[Collected data entries]

--------------------------------------------------

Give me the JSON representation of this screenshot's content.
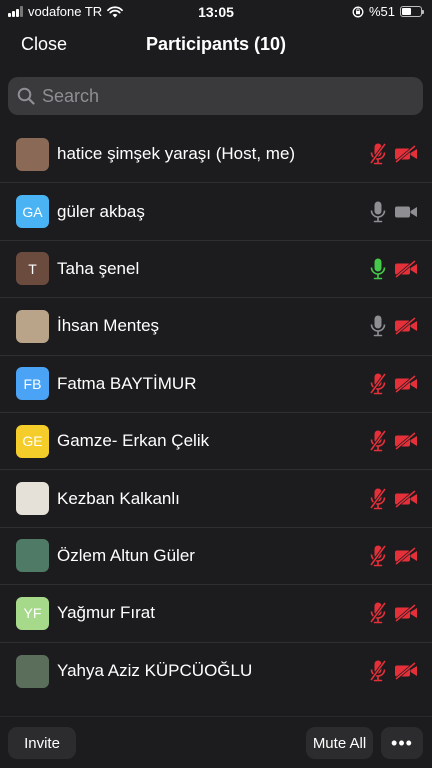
{
  "status_bar": {
    "carrier": "vodafone TR",
    "time": "13:05",
    "battery_text": "%51",
    "battery_level": 0.51
  },
  "header": {
    "close_label": "Close",
    "title": "Participants (10)"
  },
  "search": {
    "placeholder": "Search"
  },
  "participants": [
    {
      "name": "hatice şimşek yaraşı (Host, me)",
      "avatar_text": "",
      "avatar_color": "#8a6a56",
      "mic": "muted",
      "camera": "off"
    },
    {
      "name": "güler akbaş",
      "avatar_text": "GA",
      "avatar_color": "#4ab3f4",
      "mic": "on",
      "camera": "on"
    },
    {
      "name": "Taha şenel",
      "avatar_text": "T",
      "avatar_color": "#6b4b3d",
      "mic": "active",
      "camera": "off"
    },
    {
      "name": "İhsan Menteş",
      "avatar_text": "",
      "avatar_color": "#b9a48a",
      "mic": "on",
      "camera": "off"
    },
    {
      "name": "Fatma BAYTİMUR",
      "avatar_text": "FB",
      "avatar_color": "#4aa3f5",
      "mic": "muted",
      "camera": "off"
    },
    {
      "name": "Gamze- Erkan Çelik",
      "avatar_text": "GE",
      "avatar_color": "#f5cd2a",
      "mic": "muted",
      "camera": "off"
    },
    {
      "name": "Kezban Kalkanlı",
      "avatar_text": "",
      "avatar_color": "#e5e0d8",
      "mic": "muted",
      "camera": "off"
    },
    {
      "name": "Özlem Altun Güler",
      "avatar_text": "",
      "avatar_color": "#4e7a66",
      "mic": "muted",
      "camera": "off"
    },
    {
      "name": "Yağmur Fırat",
      "avatar_text": "YF",
      "avatar_color": "#a7d98b",
      "mic": "muted",
      "camera": "off"
    },
    {
      "name": "Yahya Aziz KÜPCÜOĞLU",
      "avatar_text": "",
      "avatar_color": "#5b6e5c",
      "mic": "muted",
      "camera": "off"
    }
  ],
  "footer": {
    "invite_label": "Invite",
    "mute_all_label": "Mute All",
    "more_label": "•••"
  },
  "colors": {
    "muted_red": "#e5303a",
    "active_green": "#46c84a",
    "neutral_gray": "#8e8e93"
  }
}
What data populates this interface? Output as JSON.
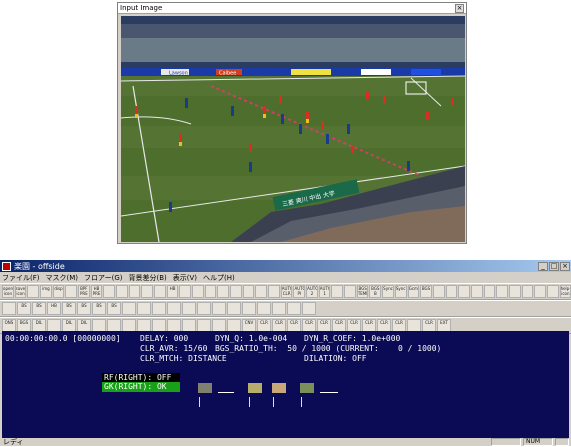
{
  "image_window": {
    "title": "Input Image",
    "close_glyph": "×"
  },
  "field_texts": {
    "banner_left": "Lawson",
    "banner_mid": "Calbee",
    "center_banner": "三菱 爽川 中出 大学"
  },
  "app": {
    "title": "楽園 - offside",
    "menu": [
      "ファイル(F)",
      "マスク(M)",
      "フロアー(G)",
      "背景差分(B)",
      "表示(V)",
      "ヘルプ(H)"
    ],
    "toolbar_rows": [
      [
        "open-icon",
        "save-icon",
        "",
        "img",
        "disp",
        "",
        "BPF\nPRE",
        "HB\nPRE",
        "",
        "",
        "",
        "",
        "",
        "HB",
        "",
        "",
        "",
        "",
        "",
        "",
        "",
        "",
        "AUTO\nCLR",
        "AUTO\nPI",
        "AUTO\n2",
        "AUTO\n1",
        "",
        "",
        "BGS\nTEMP",
        "BGS\nB",
        "Sync",
        "Sync",
        "Gcm",
        "BGS",
        "",
        "",
        "",
        "",
        "",
        "",
        "",
        "",
        "",
        "",
        "help-icon"
      ],
      [
        "",
        "BS",
        "BS",
        "HB",
        "BS",
        "BS",
        "BS",
        "BS",
        "",
        "",
        "",
        "",
        "",
        "",
        "",
        "",
        "",
        "",
        "",
        "",
        ""
      ],
      [
        "ONS",
        "BGS",
        "DIL",
        "",
        "DIL",
        "DIL",
        "",
        "",
        "",
        "",
        "",
        "",
        "",
        "",
        "",
        "",
        "CNV",
        "CLR",
        "CLR",
        "CLR",
        "CLR",
        "CLR",
        "CLR",
        "CLR",
        "CLR",
        "CLR",
        "CLR",
        "",
        "CLR",
        "EXT"
      ]
    ],
    "monitor": {
      "timecode": "00:00:00:00.0 [00000000]",
      "delay": "DELAY: 000",
      "dyn_q": "DYN_Q: 1.0e-004",
      "dyn_r": "DYN_R_COEF: 1.0e+000",
      "clr_avr": "CLR_AVR: 15/60",
      "bgs_ratio": "BGS_RATIO_TH:  50 / 1000 (CURRENT:    0 / 1000)",
      "clr_mtch": "CLR_MTCH: DISTANCE",
      "dilation": "DILATION: OFF",
      "rf": "RF(RIGHT): OFF",
      "gk": "GK(RIGHT): OK"
    },
    "status": {
      "left": "レディ",
      "num": "NUM"
    }
  },
  "colors": {
    "monitor_bg": "#0a0a55",
    "gk_box": "#18a018",
    "swatch1": "#808070",
    "swatch2": "#b8ac6c",
    "swatch3": "#c8a878",
    "swatch4": "#7a9058"
  }
}
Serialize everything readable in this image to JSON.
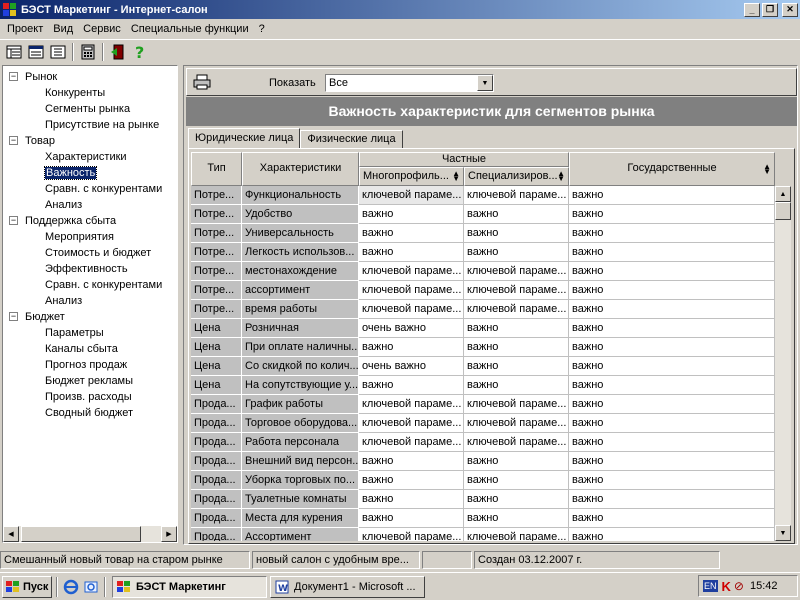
{
  "window": {
    "title": "БЭСТ Маркетинг - Интернет-салон"
  },
  "menu": [
    "Проект",
    "Вид",
    "Сервис",
    "Специальные функции",
    "?"
  ],
  "tree": [
    {
      "label": "Рынок",
      "level": 0
    },
    {
      "label": "Конкуренты",
      "level": 1
    },
    {
      "label": "Сегменты рынка",
      "level": 1
    },
    {
      "label": "Присутствие на рынке",
      "level": 1
    },
    {
      "label": "Товар",
      "level": 0
    },
    {
      "label": "Характеристики",
      "level": 1
    },
    {
      "label": "Важность",
      "level": 1,
      "selected": true
    },
    {
      "label": "Сравн. с конкурентами",
      "level": 1
    },
    {
      "label": "Анализ",
      "level": 1
    },
    {
      "label": "Поддержка сбыта",
      "level": 0
    },
    {
      "label": "Мероприятия",
      "level": 1
    },
    {
      "label": "Стоимость и бюджет",
      "level": 1
    },
    {
      "label": "Эффективность",
      "level": 1
    },
    {
      "label": "Сравн. с конкурентами",
      "level": 1
    },
    {
      "label": "Анализ",
      "level": 1
    },
    {
      "label": "Бюджет",
      "level": 0
    },
    {
      "label": "Параметры",
      "level": 1
    },
    {
      "label": "Каналы сбыта",
      "level": 1
    },
    {
      "label": "Прогноз продаж",
      "level": 1
    },
    {
      "label": "Бюджет рекламы",
      "level": 1
    },
    {
      "label": "Произв. расходы",
      "level": 1
    },
    {
      "label": "Сводный бюджет",
      "level": 1
    }
  ],
  "filter": {
    "label": "Показать",
    "value": "Все"
  },
  "banner": "Важность характеристик для сегментов рынка",
  "tabs": [
    "Юридические лица",
    "Физические лица"
  ],
  "grid": {
    "headers": {
      "type": "Тип",
      "characteristic": "Характеристики",
      "private_group": "Частные",
      "multi": "Многопрофиль...",
      "special": "Специализиров...",
      "state": "Государственные"
    },
    "rows": [
      [
        "Потре...",
        "Функциональность",
        "ключевой параме...",
        "ключевой параме...",
        "важно"
      ],
      [
        "Потре...",
        "Удобство",
        "важно",
        "важно",
        "важно"
      ],
      [
        "Потре...",
        "Универсальность",
        "важно",
        "важно",
        "важно"
      ],
      [
        "Потре...",
        "Легкость использов...",
        "важно",
        "важно",
        "важно"
      ],
      [
        "Потре...",
        "местонахождение",
        "ключевой параме...",
        "ключевой параме...",
        "важно"
      ],
      [
        "Потре...",
        "ассортимент",
        "ключевой параме...",
        "ключевой параме...",
        "важно"
      ],
      [
        "Потре...",
        "время работы",
        "ключевой параме...",
        "ключевой параме...",
        "важно"
      ],
      [
        "Цена",
        "Розничная",
        "очень важно",
        "важно",
        "важно"
      ],
      [
        "Цена",
        "При оплате наличны...",
        "важно",
        "важно",
        "важно"
      ],
      [
        "Цена",
        "Со скидкой по колич...",
        "очень важно",
        "важно",
        "важно"
      ],
      [
        "Цена",
        "На сопутствующие у...",
        "важно",
        "важно",
        "важно"
      ],
      [
        "Прода...",
        "График работы",
        "ключевой параме...",
        "ключевой параме...",
        "важно"
      ],
      [
        "Прода...",
        "Торговое оборудова...",
        "ключевой параме...",
        "ключевой параме...",
        "важно"
      ],
      [
        "Прода...",
        "Работа персонала",
        "ключевой параме...",
        "ключевой параме...",
        "важно"
      ],
      [
        "Прода...",
        "Внешний вид персон...",
        "важно",
        "важно",
        "важно"
      ],
      [
        "Прода...",
        "Уборка торговых по...",
        "важно",
        "важно",
        "важно"
      ],
      [
        "Прода...",
        "Туалетные комнаты",
        "важно",
        "важно",
        "важно"
      ],
      [
        "Прода...",
        "Места для курения",
        "важно",
        "важно",
        "важно"
      ],
      [
        "Прода...",
        "Ассортимент",
        "ключевой параме...",
        "ключевой параме...",
        "важно"
      ]
    ]
  },
  "status": [
    "Смешанный новый товар на старом рынке",
    "новый салон с удобным вре...",
    "",
    "Создан 03.12.2007 г."
  ],
  "taskbar": {
    "start": "Пуск",
    "tasks": [
      "БЭСТ Маркетинг",
      "Документ1 - Microsoft ..."
    ],
    "lang": "EN",
    "clock": "15:42"
  },
  "colors": {
    "titlebar": "#0a246a",
    "selection": "#0a246a",
    "banner": "#808080"
  }
}
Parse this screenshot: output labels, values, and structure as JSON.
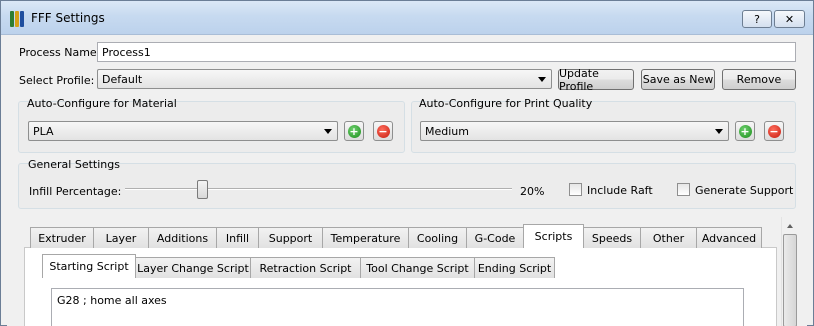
{
  "window": {
    "title": "FFF Settings",
    "help_label": "?",
    "close_label": "✕",
    "icon": "app-icon"
  },
  "process": {
    "label": "Process Name:",
    "value": "Process1"
  },
  "profile": {
    "label": "Select Profile:",
    "selected": "Default",
    "update_label": "Update Profile",
    "save_as_new_label": "Save as New",
    "remove_label": "Remove"
  },
  "material": {
    "title": "Auto-Configure for Material",
    "selected": "PLA"
  },
  "quality": {
    "title": "Auto-Configure for Print Quality",
    "selected": "Medium"
  },
  "general": {
    "title": "General Settings",
    "infill_label": "Infill Percentage:",
    "infill_value": "20%",
    "infill_fraction": 0.2,
    "include_raft_label": "Include Raft",
    "include_raft_checked": false,
    "generate_support_label": "Generate Support",
    "generate_support_checked": false
  },
  "tabs": [
    "Extruder",
    "Layer",
    "Additions",
    "Infill",
    "Support",
    "Temperature",
    "Cooling",
    "G-Code",
    "Scripts",
    "Speeds",
    "Other",
    "Advanced"
  ],
  "active_tab": "Scripts",
  "script_tabs": [
    "Starting Script",
    "Layer Change Script",
    "Retraction Script",
    "Tool Change Script",
    "Ending Script"
  ],
  "active_script_tab": "Starting Script",
  "script_content": "G28 ; home all axes",
  "colors": {
    "titlebar": "#c7daf0",
    "plus_icon": "#1b8d1b",
    "minus_icon": "#c51d10"
  }
}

--------------------------------------------------

▶ Task details:
Extract all lines that hold the word "рынке".

▶ Reply to the task:
      "label": "Присутствие на рынке",
    "Смешанный новый товар на старом рынке",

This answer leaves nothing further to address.